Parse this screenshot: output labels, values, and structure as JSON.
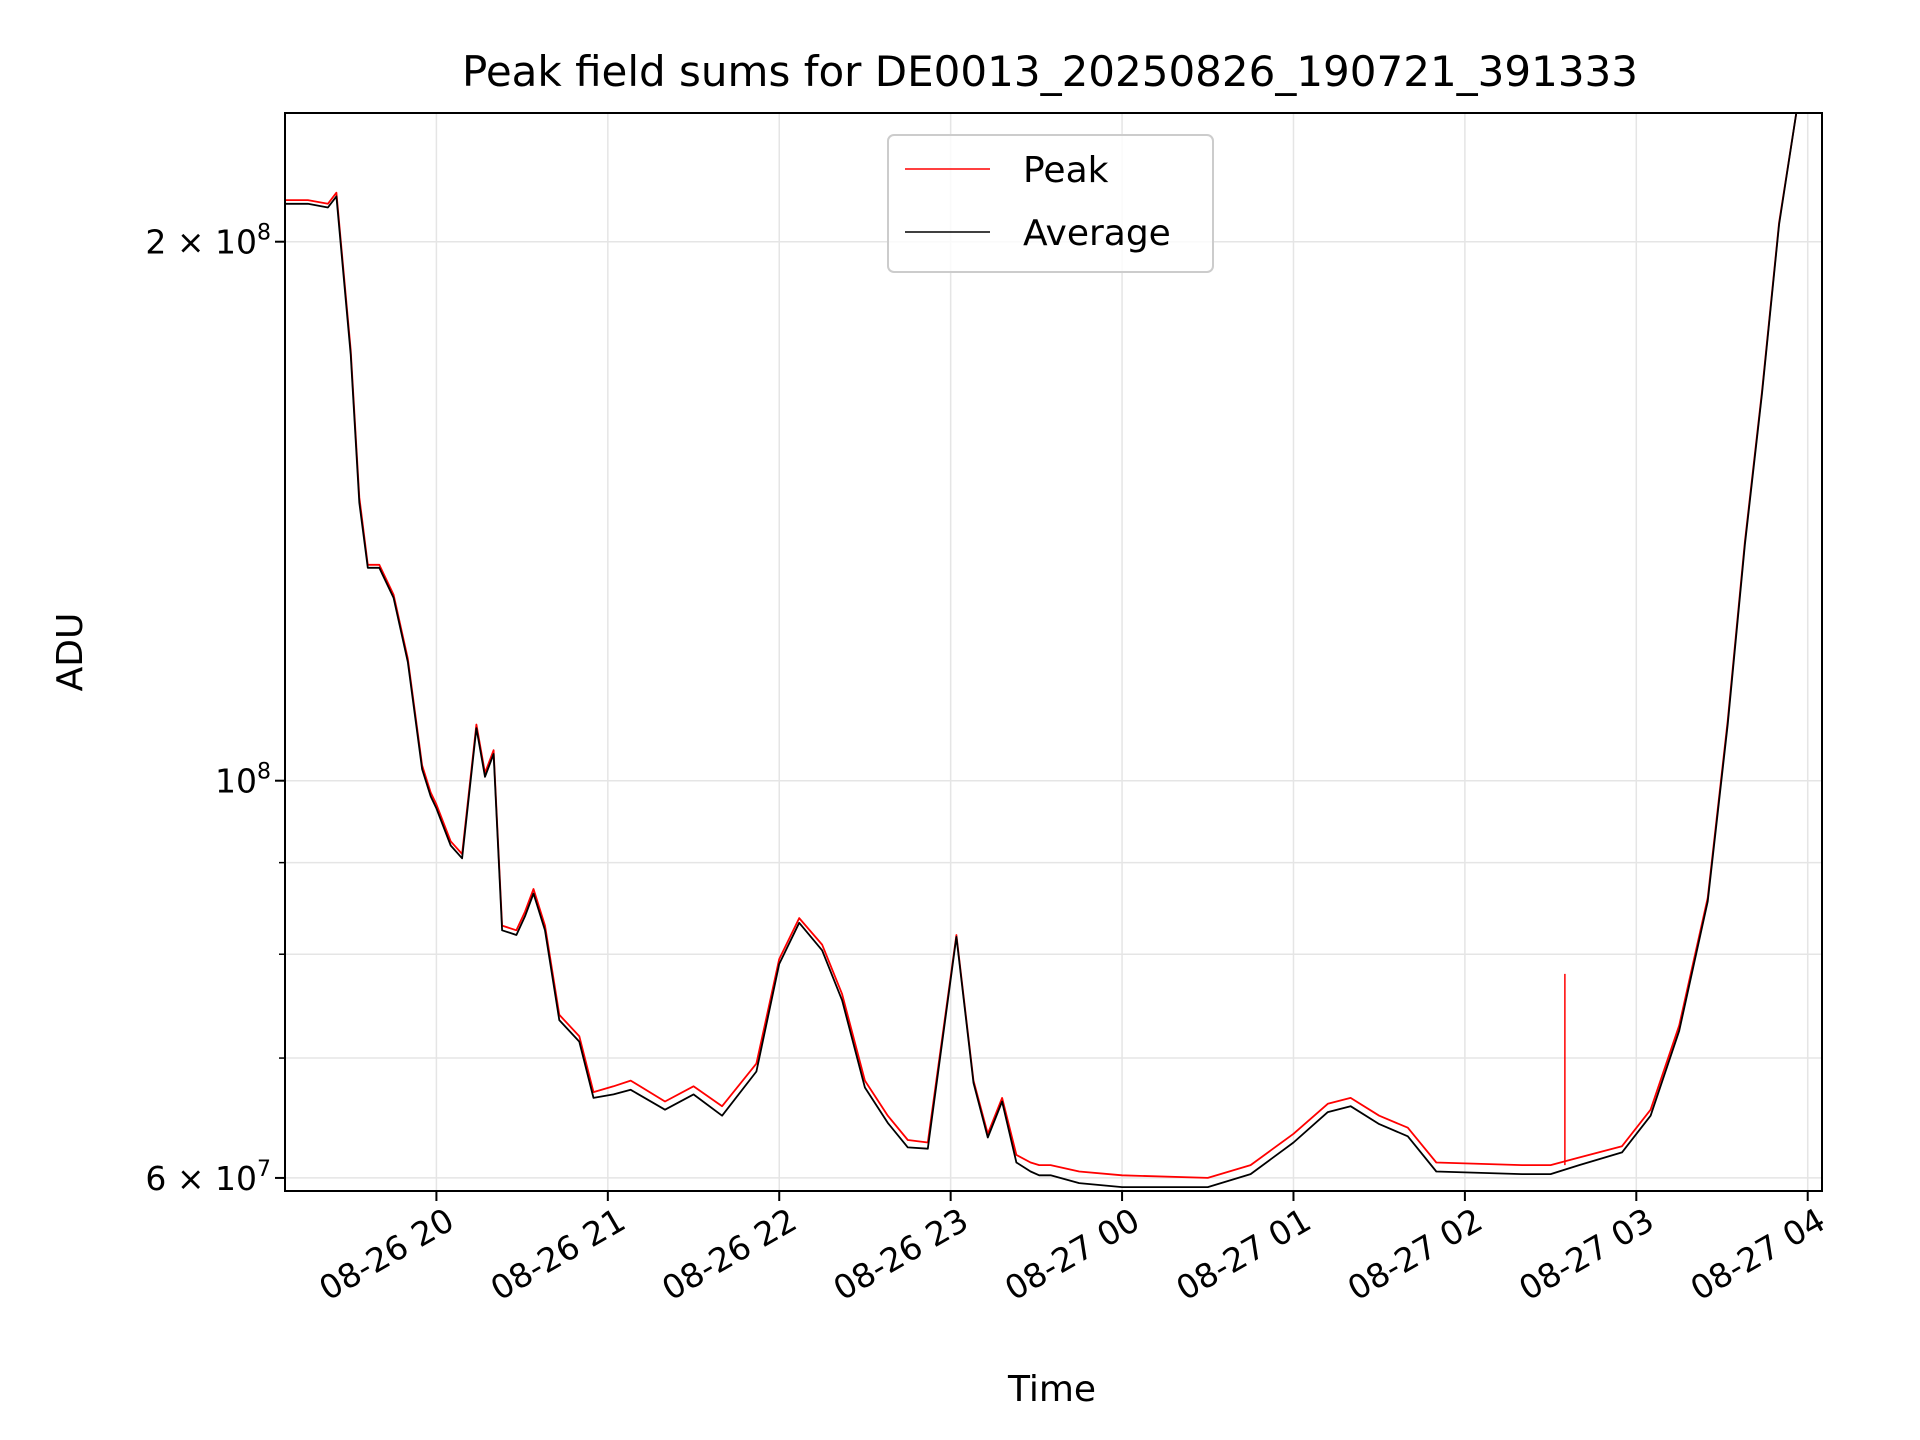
{
  "chart_data": {
    "type": "line",
    "title": "Peak field sums for DE0013_20250826_190721_391333",
    "xlabel": "Time",
    "ylabel": "ADU",
    "y_scale": "log",
    "xlim": [
      "2025-08-26 19:07",
      "2025-08-27 04:05"
    ],
    "ylim": [
      59000000,
      236000000
    ],
    "grid": true,
    "legend_position": "upper center",
    "x_ticks": [
      {
        "label": "08-26 20",
        "t": "2025-08-26 20:00"
      },
      {
        "label": "08-26 21",
        "t": "2025-08-26 21:00"
      },
      {
        "label": "08-26 22",
        "t": "2025-08-26 22:00"
      },
      {
        "label": "08-26 23",
        "t": "2025-08-26 23:00"
      },
      {
        "label": "08-27 00",
        "t": "2025-08-27 00:00"
      },
      {
        "label": "08-27 01",
        "t": "2025-08-27 01:00"
      },
      {
        "label": "08-27 02",
        "t": "2025-08-27 02:00"
      },
      {
        "label": "08-27 03",
        "t": "2025-08-27 03:00"
      },
      {
        "label": "08-27 04",
        "t": "2025-08-27 04:00"
      }
    ],
    "y_ticks": [
      {
        "value": 60000000,
        "label": "6 × 10",
        "exp": "7"
      },
      {
        "value": 100000000,
        "label": "10",
        "exp": "8"
      },
      {
        "value": 200000000,
        "label": "2 × 10",
        "exp": "8"
      }
    ],
    "y_minor_ticks": [
      70000000,
      80000000,
      90000000
    ],
    "series": [
      {
        "name": "Peak",
        "color": "#ff0000",
        "x": [
          "2025-08-26 19:07",
          "2025-08-26 19:15",
          "2025-08-26 19:22",
          "2025-08-26 19:25",
          "2025-08-26 19:30",
          "2025-08-26 19:33",
          "2025-08-26 19:36",
          "2025-08-26 19:40",
          "2025-08-26 19:45",
          "2025-08-26 19:50",
          "2025-08-26 19:55",
          "2025-08-26 19:58",
          "2025-08-26 20:00",
          "2025-08-26 20:05",
          "2025-08-26 20:09",
          "2025-08-26 20:14",
          "2025-08-26 20:17",
          "2025-08-26 20:20",
          "2025-08-26 20:23",
          "2025-08-26 20:28",
          "2025-08-26 20:31",
          "2025-08-26 20:34",
          "2025-08-26 20:38",
          "2025-08-26 20:43",
          "2025-08-26 20:50",
          "2025-08-26 20:55",
          "2025-08-26 21:02",
          "2025-08-26 21:08",
          "2025-08-26 21:20",
          "2025-08-26 21:30",
          "2025-08-26 21:40",
          "2025-08-26 21:52",
          "2025-08-26 22:00",
          "2025-08-26 22:07",
          "2025-08-26 22:15",
          "2025-08-26 22:22",
          "2025-08-26 22:30",
          "2025-08-26 22:38",
          "2025-08-26 22:45",
          "2025-08-26 22:52",
          "2025-08-26 23:02",
          "2025-08-26 23:08",
          "2025-08-26 23:13",
          "2025-08-26 23:18",
          "2025-08-26 23:23",
          "2025-08-26 23:28",
          "2025-08-26 23:31",
          "2025-08-26 23:35",
          "2025-08-26 23:45",
          "2025-08-27 00:00",
          "2025-08-27 00:30",
          "2025-08-27 00:45",
          "2025-08-27 01:00",
          "2025-08-27 01:12",
          "2025-08-27 01:20",
          "2025-08-27 01:30",
          "2025-08-27 01:40",
          "2025-08-27 01:50",
          "2025-08-27 02:20",
          "2025-08-27 02:30",
          "2025-08-27 02:40",
          "2025-08-27 02:55",
          "2025-08-27 03:05",
          "2025-08-27 03:15",
          "2025-08-27 03:25",
          "2025-08-27 03:32",
          "2025-08-27 03:38",
          "2025-08-27 03:44",
          "2025-08-27 03:50",
          "2025-08-27 03:56"
        ],
        "y": [
          211000000,
          211000000,
          210000000,
          213000000,
          174000000,
          144000000,
          132000000,
          132000000,
          127000000,
          117000000,
          102000000,
          98500000,
          97000000,
          92500000,
          91000000,
          107500000,
          101000000,
          104000000,
          83000000,
          82500000,
          84500000,
          87000000,
          83000000,
          74000000,
          72000000,
          67000000,
          67500000,
          68000000,
          66200000,
          67500000,
          65800000,
          69500000,
          79500000,
          83800000,
          81000000,
          76000000,
          68000000,
          65000000,
          63000000,
          62800000,
          82000000,
          68000000,
          63500000,
          66500000,
          61800000,
          61200000,
          61000000,
          61000000,
          60500000,
          60200000,
          60000000,
          61000000,
          63500000,
          66000000,
          66500000,
          65000000,
          64000000,
          61200000,
          61000000,
          61000000,
          61600000,
          62500000,
          65500000,
          73000000,
          86000000,
          108000000,
          136000000,
          165000000,
          205000000,
          236000000
        ]
      },
      {
        "name": "Average",
        "color": "#000000",
        "x": [
          "2025-08-26 19:07",
          "2025-08-26 19:15",
          "2025-08-26 19:22",
          "2025-08-26 19:25",
          "2025-08-26 19:30",
          "2025-08-26 19:33",
          "2025-08-26 19:36",
          "2025-08-26 19:40",
          "2025-08-26 19:45",
          "2025-08-26 19:50",
          "2025-08-26 19:55",
          "2025-08-26 19:58",
          "2025-08-26 20:00",
          "2025-08-26 20:05",
          "2025-08-26 20:09",
          "2025-08-26 20:14",
          "2025-08-26 20:17",
          "2025-08-26 20:20",
          "2025-08-26 20:23",
          "2025-08-26 20:28",
          "2025-08-26 20:31",
          "2025-08-26 20:34",
          "2025-08-26 20:38",
          "2025-08-26 20:43",
          "2025-08-26 20:50",
          "2025-08-26 20:55",
          "2025-08-26 21:02",
          "2025-08-26 21:08",
          "2025-08-26 21:20",
          "2025-08-26 21:30",
          "2025-08-26 21:40",
          "2025-08-26 21:52",
          "2025-08-26 22:00",
          "2025-08-26 22:07",
          "2025-08-26 22:15",
          "2025-08-26 22:22",
          "2025-08-26 22:30",
          "2025-08-26 22:38",
          "2025-08-26 22:45",
          "2025-08-26 22:52",
          "2025-08-26 23:02",
          "2025-08-26 23:08",
          "2025-08-26 23:13",
          "2025-08-26 23:18",
          "2025-08-26 23:23",
          "2025-08-26 23:28",
          "2025-08-26 23:31",
          "2025-08-26 23:35",
          "2025-08-26 23:45",
          "2025-08-27 00:00",
          "2025-08-27 00:30",
          "2025-08-27 00:45",
          "2025-08-27 01:00",
          "2025-08-27 01:12",
          "2025-08-27 01:20",
          "2025-08-27 01:30",
          "2025-08-27 01:40",
          "2025-08-27 01:50",
          "2025-08-27 02:20",
          "2025-08-27 02:30",
          "2025-08-27 02:40",
          "2025-08-27 02:55",
          "2025-08-27 03:05",
          "2025-08-27 03:15",
          "2025-08-27 03:25",
          "2025-08-27 03:32",
          "2025-08-27 03:38",
          "2025-08-27 03:44",
          "2025-08-27 03:50",
          "2025-08-27 03:56"
        ],
        "y": [
          210000000,
          210000000,
          209000000,
          212000000,
          173000000,
          143000000,
          131500000,
          131500000,
          126500000,
          116500000,
          101500000,
          98000000,
          96500000,
          92000000,
          90500000,
          107000000,
          100500000,
          103500000,
          82500000,
          82000000,
          84000000,
          86500000,
          82500000,
          73500000,
          71500000,
          66500000,
          66800000,
          67200000,
          65500000,
          66800000,
          65000000,
          68800000,
          79000000,
          83300000,
          80400000,
          75400000,
          67400000,
          64400000,
          62400000,
          62300000,
          81800000,
          67800000,
          63200000,
          66200000,
          61200000,
          60500000,
          60200000,
          60200000,
          59600000,
          59300000,
          59300000,
          60300000,
          62800000,
          65300000,
          65800000,
          64300000,
          63300000,
          60500000,
          60300000,
          60300000,
          61000000,
          62000000,
          65000000,
          72500000,
          85600000,
          107500000,
          135500000,
          164500000,
          204500000,
          236000000
        ]
      }
    ],
    "spikes": [
      {
        "series": "Peak",
        "t": "2025-08-27 02:35",
        "y": 78000000
      }
    ]
  }
}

### Given instruction
From the records given above, copy all lines containing "Peak".

### Completed exercise
    "title": "Peak field sums for DE0013_20250826_190721_391333",
        "name": "Peak",
        "series": "Peak",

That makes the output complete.